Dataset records

=-=-=

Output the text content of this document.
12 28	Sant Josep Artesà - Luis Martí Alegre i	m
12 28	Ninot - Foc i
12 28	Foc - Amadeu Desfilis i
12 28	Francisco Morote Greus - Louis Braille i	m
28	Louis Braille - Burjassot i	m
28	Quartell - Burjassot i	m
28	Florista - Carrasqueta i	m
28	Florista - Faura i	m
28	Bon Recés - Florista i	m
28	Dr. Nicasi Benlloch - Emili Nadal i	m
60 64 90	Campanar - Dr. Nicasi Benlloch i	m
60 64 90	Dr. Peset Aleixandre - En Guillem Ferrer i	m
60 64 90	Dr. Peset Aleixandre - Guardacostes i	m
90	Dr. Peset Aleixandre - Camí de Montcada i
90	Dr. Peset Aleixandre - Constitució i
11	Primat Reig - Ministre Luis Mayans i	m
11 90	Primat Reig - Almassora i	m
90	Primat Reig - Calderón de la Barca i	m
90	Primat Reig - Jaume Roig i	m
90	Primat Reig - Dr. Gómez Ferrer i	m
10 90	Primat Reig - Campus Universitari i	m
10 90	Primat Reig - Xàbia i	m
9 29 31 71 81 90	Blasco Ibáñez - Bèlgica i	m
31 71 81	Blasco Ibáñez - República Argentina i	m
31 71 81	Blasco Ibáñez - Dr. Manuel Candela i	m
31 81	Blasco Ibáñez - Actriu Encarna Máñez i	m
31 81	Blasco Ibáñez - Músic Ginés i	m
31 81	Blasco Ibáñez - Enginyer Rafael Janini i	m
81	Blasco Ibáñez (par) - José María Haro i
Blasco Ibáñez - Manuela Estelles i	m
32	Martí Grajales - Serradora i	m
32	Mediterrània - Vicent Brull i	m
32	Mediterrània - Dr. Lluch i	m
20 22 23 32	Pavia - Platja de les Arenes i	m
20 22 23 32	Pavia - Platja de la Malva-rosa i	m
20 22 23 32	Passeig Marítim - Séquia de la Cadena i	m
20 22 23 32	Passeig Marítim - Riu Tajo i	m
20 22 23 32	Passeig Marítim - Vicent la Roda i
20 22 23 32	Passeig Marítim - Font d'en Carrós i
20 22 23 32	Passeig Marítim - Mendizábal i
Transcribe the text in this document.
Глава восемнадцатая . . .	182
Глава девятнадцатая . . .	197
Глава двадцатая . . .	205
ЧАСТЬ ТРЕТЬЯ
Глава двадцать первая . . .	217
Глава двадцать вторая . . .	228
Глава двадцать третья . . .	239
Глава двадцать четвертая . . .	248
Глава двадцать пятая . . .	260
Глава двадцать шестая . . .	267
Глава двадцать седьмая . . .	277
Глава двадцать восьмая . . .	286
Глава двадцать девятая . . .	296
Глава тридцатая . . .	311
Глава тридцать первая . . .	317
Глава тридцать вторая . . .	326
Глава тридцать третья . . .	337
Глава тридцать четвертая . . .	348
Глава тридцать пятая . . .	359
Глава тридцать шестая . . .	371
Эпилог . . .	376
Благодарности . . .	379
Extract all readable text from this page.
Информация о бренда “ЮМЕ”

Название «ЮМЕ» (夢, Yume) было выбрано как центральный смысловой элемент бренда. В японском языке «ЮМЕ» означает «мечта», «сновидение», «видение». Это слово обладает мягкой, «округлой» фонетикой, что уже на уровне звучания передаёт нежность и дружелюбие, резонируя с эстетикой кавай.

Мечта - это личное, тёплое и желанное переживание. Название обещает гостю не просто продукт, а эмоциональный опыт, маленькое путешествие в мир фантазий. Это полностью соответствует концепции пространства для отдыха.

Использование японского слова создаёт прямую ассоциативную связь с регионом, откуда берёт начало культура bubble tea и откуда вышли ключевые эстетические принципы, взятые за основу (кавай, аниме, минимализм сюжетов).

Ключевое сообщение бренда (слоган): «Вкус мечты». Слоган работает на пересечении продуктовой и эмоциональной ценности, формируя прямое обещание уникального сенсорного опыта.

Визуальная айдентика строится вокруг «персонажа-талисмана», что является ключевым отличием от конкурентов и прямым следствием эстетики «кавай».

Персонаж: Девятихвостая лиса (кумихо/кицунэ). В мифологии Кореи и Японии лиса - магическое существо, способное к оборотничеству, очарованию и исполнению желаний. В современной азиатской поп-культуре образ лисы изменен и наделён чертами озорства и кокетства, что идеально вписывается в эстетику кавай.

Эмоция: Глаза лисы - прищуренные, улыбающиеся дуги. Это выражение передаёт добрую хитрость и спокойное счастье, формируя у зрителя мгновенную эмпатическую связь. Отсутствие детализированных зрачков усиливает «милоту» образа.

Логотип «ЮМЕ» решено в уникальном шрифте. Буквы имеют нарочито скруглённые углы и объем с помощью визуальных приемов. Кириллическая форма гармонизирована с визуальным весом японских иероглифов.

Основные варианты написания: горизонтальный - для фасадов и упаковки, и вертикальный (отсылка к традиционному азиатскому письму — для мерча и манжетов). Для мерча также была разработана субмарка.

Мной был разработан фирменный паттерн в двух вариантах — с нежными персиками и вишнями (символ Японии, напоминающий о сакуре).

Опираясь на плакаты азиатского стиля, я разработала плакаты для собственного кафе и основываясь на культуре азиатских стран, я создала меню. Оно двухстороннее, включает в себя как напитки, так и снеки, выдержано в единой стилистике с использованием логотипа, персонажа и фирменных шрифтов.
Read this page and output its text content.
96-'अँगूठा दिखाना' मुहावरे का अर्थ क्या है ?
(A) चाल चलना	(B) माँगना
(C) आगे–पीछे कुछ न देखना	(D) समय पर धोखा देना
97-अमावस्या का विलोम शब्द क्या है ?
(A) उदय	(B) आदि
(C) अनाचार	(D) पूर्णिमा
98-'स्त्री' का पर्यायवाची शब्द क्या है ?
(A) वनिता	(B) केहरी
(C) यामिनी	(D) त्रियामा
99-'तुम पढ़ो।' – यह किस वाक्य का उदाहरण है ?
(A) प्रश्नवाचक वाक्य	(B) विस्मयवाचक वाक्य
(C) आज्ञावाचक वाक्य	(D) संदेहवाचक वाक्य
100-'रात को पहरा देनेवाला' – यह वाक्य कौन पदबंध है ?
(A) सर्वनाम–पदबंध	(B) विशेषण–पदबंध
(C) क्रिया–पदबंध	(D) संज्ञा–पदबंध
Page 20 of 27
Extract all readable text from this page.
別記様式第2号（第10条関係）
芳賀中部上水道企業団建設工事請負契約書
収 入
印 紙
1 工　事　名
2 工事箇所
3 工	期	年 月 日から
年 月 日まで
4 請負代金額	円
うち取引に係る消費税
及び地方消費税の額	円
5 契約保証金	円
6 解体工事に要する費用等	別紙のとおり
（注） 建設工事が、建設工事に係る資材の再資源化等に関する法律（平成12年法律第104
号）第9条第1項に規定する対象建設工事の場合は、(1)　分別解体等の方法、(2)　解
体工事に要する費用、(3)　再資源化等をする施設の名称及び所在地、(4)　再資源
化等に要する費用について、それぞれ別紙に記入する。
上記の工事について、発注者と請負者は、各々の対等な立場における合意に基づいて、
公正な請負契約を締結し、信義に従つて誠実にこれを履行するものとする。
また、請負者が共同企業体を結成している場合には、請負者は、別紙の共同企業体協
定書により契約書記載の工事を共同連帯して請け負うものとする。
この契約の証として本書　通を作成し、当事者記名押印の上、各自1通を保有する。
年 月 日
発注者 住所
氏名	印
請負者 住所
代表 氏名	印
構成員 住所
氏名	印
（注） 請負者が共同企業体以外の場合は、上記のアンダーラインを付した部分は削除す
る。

=-=-=

* Problem description
Copy out the lines that hold "content".

* Output for this task
Output the text content of this document.
Read this page and output its text content.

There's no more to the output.